-- Begin --

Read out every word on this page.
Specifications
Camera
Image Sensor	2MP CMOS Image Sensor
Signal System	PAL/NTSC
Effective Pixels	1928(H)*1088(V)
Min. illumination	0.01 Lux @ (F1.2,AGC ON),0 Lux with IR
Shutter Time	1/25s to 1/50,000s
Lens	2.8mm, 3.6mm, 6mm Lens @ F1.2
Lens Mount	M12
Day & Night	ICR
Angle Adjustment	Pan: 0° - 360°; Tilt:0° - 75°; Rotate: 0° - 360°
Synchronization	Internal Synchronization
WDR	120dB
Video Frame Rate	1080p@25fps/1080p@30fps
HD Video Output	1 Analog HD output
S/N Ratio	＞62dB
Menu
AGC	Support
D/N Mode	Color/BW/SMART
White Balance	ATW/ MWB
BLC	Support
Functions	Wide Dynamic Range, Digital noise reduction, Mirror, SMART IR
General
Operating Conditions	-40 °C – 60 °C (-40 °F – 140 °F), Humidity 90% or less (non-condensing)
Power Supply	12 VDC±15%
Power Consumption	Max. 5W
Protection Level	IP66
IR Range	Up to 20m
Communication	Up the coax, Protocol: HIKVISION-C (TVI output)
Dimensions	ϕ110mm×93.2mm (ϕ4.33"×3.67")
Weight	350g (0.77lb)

-- End --

In the listing, find all lines with the string "Lens" and copy them.

Lens	2.8mm, 3.6mm, 6mm Lens @ F1.2
Lens Mount	M12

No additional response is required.